=== Data for the task ===

§

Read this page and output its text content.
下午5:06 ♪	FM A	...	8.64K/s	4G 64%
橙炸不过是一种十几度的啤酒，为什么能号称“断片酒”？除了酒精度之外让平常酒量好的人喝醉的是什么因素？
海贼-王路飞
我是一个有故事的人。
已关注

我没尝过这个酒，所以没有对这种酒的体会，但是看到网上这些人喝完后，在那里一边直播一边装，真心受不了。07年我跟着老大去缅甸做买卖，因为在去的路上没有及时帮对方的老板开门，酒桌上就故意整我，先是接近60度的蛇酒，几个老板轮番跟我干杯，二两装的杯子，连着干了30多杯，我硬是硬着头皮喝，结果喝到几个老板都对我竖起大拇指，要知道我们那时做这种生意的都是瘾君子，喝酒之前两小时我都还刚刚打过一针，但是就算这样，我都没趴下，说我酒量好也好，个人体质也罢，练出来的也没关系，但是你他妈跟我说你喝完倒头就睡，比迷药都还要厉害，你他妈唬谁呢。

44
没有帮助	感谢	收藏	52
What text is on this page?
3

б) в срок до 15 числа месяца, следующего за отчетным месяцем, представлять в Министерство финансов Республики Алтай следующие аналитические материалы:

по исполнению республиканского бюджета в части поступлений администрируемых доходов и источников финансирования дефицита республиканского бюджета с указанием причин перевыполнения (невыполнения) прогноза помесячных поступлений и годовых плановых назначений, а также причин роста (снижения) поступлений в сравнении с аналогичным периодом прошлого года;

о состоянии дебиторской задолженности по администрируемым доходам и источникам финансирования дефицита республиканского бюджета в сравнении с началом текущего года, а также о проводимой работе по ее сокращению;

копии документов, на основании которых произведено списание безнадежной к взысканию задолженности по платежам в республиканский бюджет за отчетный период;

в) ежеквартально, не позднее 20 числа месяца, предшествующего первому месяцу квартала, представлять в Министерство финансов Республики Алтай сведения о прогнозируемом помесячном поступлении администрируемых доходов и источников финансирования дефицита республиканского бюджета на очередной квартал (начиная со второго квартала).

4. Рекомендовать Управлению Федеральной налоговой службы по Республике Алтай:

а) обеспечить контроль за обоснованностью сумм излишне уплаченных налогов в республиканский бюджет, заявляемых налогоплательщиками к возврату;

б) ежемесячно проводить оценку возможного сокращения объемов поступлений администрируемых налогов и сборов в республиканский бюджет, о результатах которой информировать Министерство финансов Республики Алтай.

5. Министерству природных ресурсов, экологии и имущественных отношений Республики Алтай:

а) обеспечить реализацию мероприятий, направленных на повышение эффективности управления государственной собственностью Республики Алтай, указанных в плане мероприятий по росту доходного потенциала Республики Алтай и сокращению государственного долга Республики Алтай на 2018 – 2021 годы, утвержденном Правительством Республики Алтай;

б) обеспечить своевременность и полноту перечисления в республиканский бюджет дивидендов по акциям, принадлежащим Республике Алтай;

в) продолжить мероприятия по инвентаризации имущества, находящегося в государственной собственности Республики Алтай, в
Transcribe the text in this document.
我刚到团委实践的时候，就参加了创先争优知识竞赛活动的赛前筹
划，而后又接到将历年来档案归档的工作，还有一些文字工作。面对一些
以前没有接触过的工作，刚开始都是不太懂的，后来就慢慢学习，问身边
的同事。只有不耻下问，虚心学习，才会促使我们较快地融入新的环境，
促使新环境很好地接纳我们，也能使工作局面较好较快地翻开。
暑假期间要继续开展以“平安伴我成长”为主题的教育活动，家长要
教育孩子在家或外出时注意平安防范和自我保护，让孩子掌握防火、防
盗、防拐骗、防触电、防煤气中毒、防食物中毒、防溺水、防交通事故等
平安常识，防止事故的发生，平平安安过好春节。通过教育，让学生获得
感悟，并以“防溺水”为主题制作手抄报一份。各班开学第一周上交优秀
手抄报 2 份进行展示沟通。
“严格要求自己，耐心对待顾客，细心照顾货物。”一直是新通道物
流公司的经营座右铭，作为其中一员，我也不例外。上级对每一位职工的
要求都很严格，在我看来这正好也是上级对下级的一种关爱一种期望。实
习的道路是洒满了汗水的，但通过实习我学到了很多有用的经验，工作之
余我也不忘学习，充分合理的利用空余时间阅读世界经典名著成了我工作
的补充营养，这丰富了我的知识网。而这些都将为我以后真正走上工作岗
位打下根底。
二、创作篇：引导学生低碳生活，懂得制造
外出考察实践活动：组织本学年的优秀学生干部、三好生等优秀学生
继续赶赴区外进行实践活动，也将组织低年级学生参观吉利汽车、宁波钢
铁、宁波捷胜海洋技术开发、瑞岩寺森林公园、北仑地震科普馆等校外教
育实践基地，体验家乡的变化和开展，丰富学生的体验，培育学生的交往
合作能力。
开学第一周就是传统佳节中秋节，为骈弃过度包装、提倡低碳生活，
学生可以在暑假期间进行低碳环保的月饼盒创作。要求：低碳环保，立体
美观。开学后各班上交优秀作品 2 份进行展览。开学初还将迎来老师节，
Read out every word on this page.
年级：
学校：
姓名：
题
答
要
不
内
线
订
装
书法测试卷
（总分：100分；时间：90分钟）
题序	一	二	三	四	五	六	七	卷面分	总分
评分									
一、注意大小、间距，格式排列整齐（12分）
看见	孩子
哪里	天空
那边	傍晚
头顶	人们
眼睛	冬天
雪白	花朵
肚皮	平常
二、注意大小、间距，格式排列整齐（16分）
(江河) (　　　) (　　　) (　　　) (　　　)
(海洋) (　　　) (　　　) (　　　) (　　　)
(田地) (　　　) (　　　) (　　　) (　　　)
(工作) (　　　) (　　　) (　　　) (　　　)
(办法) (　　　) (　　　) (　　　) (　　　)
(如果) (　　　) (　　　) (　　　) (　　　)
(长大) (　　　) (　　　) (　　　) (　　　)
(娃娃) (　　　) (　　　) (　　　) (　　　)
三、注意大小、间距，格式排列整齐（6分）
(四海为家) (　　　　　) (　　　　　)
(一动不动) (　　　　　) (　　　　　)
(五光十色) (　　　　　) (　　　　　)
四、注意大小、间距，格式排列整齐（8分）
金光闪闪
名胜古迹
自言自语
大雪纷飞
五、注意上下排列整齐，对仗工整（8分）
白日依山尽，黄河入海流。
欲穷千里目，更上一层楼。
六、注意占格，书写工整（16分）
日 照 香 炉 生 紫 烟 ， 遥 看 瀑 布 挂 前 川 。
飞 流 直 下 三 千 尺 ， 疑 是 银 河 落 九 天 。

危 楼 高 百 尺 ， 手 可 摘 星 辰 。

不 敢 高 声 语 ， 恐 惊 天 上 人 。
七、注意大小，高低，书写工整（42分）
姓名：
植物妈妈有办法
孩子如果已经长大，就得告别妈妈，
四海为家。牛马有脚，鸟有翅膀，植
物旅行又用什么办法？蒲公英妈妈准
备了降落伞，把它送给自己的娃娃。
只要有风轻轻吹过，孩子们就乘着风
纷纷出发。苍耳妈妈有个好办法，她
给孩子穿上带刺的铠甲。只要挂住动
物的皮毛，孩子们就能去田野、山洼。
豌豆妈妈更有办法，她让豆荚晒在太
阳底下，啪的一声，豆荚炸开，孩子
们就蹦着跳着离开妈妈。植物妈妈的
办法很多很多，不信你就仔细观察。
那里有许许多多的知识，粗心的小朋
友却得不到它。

§

=== Description of the task ===
Gather all lines of the records that include the word "республиканского".

=== Final answer ===
по исполнению республиканского бюджета в части поступлений администрируемых доходов и источников финансирования дефицита республиканского бюджета с указанием причин перевыполнения (невыполнения) прогноза помесячных поступлений и годовых плановых назначений, а также причин роста (снижения) поступлений в сравнении с аналогичным периодом прошлого года;
о состоянии дебиторской задолженности по администрируемым доходам и источникам финансирования дефицита республиканского бюджета в сравнении с началом текущего года, а также о проводимой работе по ее сокращению;
в) ежеквартально, не позднее 20 числа месяца, предшествующего первому месяцу квартала, представлять в Министерство финансов Республики Алтай сведения о прогнозируемом помесячном поступлении администрируемых доходов и источников финансирования дефицита республиканского бюджета на очередной квартал (начиная со второго квартала).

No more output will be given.